### LISTA ZADAŃ
[1] Zacytuj z tekstu o diecie fragment od „halooo. puk puk.” do „pustych kcal ;)”, włącznie z tymi słowami, bez żadnych zmian.
[2] Dopisz dalszy ciąg tekstu o diecie od miejsca, w którym się kończy.

Jak tam dziś dzionek minął? mam nadzieję że ok? :)
Wersja do druku
Jak tam dziś dzionek minął? mam nadzieję że ok? :)
Hm... Czasami piszę na opakowaniu, że dane są dla "100g produktu po przyrządzeniu", to wtedy jest bardziej logiczne :roll: Ale tak, to nie wiem. Zresztą, nie przepadam za galaretkami.
Ja tam galaretki bardzo bardzo lubię :)
halooo. puk puk. :) coo tam? :)
Witajcie kochane :) Wpadłam tak na chwile zdać co i jak z dietą i wiać do nauki. Bo usze zdać tą nieszczęsną fizyke..same problemy przez nią.
Z tą galaretką tak że jednak 100g przygotowanej galaretki ;) no cóż ale mimo wsyztsko będę ją od czasu robić mimo pustych kcal ;)
A więc tak 23 dzień był dietkowy, 24 nie był dietkowy, niedziela była dietkowa i wczorajszy dzień też był dietkowy. I dzisiejszy takżen dietkowy :D
Poodwiedzam was dopiero w piątek bo będzie po wszystkim, przepraszam za to straszne zaniedbanie z mojej strony.
3majcie sie zdrowo :)
Skoncentruj się na fizyce. Jak ja coś zdaję, to do niczego innego nie mam głowy. Nawet wpadki dietkowe będą Ci darowane 8)
A więc wczorajszy dzień nie był dietkowy..ale dzisiejszy dzień już dietkowy chociaż nie wiem. Bo ja nie wiem czy soki policzyć. ?? Liczyć soki??
A dziś:
śniadanie
2 parówki
2 kormki chleba
keczup
w szkole
grahamka
obiad
gałka ziemniaków
3 małe chochelki sosu grzybowego
surówka z kapusty pekińskiej zabielana śmietaną
a i 3 truskawki były bardziej zielone ale mimo wszystko dobre. Z własnego ogórdka :D truskawi tuż tuż :D
A wiec fizyka profesorka znowu wyciągneła pytania z kosmosu jak zawsze :/ Ale licze że zalicze..ale jak nie zalicze to będe zaliczać w czw. znowu. Jutro nie mam lekcji bo dyżuruje w szatni więc dziś tak poodiwedzam was :D póki mam czas. Za chwile do kościoła jeszcze bede iść.

### PODANE INFORMACJE

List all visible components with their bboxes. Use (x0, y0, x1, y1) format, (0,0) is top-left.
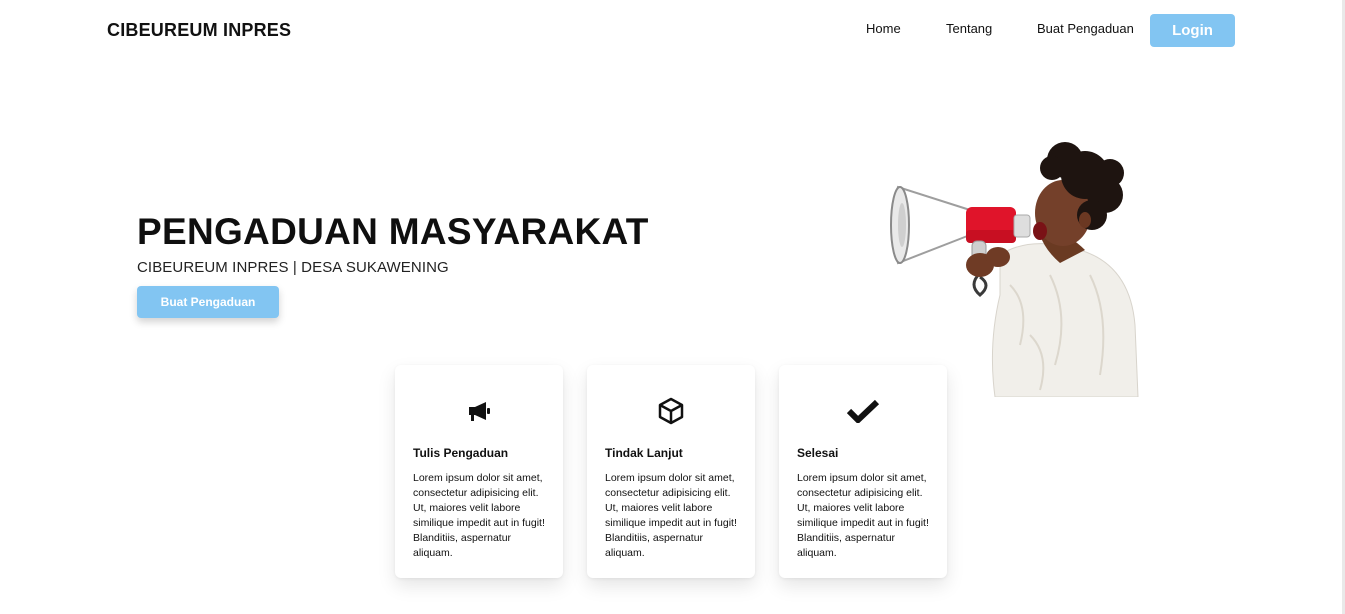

### ODPOWIEDZI DO ZADAŃ
[1]
halooo. puk puk. :) coo tam? :)
Witajcie kochane :) Wpadłam tak na chwile zdać co i jak z dietą i wiać do nauki. Bo usze zdać tą nieszczęsną fizyke..same problemy przez nią.
Z tą galaretką tak że jednak 100g przygotowanej galaretki ;) no cóż ale mimo wsyztsko będę ją od czasu robić mimo pustych kcal ;)

[2]
soki - ja bym liczyła, one zazwyczaj maja sporo kalorii...
Kochana licz soki, pinku ma racje one sa kaloryczne
Chyba ze robisz sama w domku ;] wtedy one maja mniej kalorii, tyle ile warzywka ;]
ojj ale kusisz tymi parowkami, a sobie obiecalam ze narazie nie skusze sie na paroweczki
No, jak już liczysz kalorie to i soki :roll: Woda, herbata i kawa są bezkaloryczne.
też mi sie tak własnie wydawało. Akurat mój soczek nie ma aż tak bardzo dużo kcal :) Kupuje taką buteleczke jak kubuś mały. Ale bardzo smaczny na 330ml ma ok. 120 kcal. Uzależniłam sie od niego. ;)
NIestety jednak 29 nie był dietkowy..30 także nie..31 był..1 nie był..2 nie był i dzisiejszy dzień nie jest!! :cry: :cry: :cry:
Nie moge złapać weny dietkowej..nie mam motywacji.
Kupiłam sobie spódniczke kurcze myślałam że wejde w rozmiar 40 w jedną taką spódnice weszłam ale chyba oszukana ;) a w inną nie weszłam..i jeszcze musiłam kupić rozmiwr 42 ale troche za szeroka. W tej spódciny 40 to jeszcze boki mam za duże..tak ogólnie to zauważyłam że mam kości takie szerokie..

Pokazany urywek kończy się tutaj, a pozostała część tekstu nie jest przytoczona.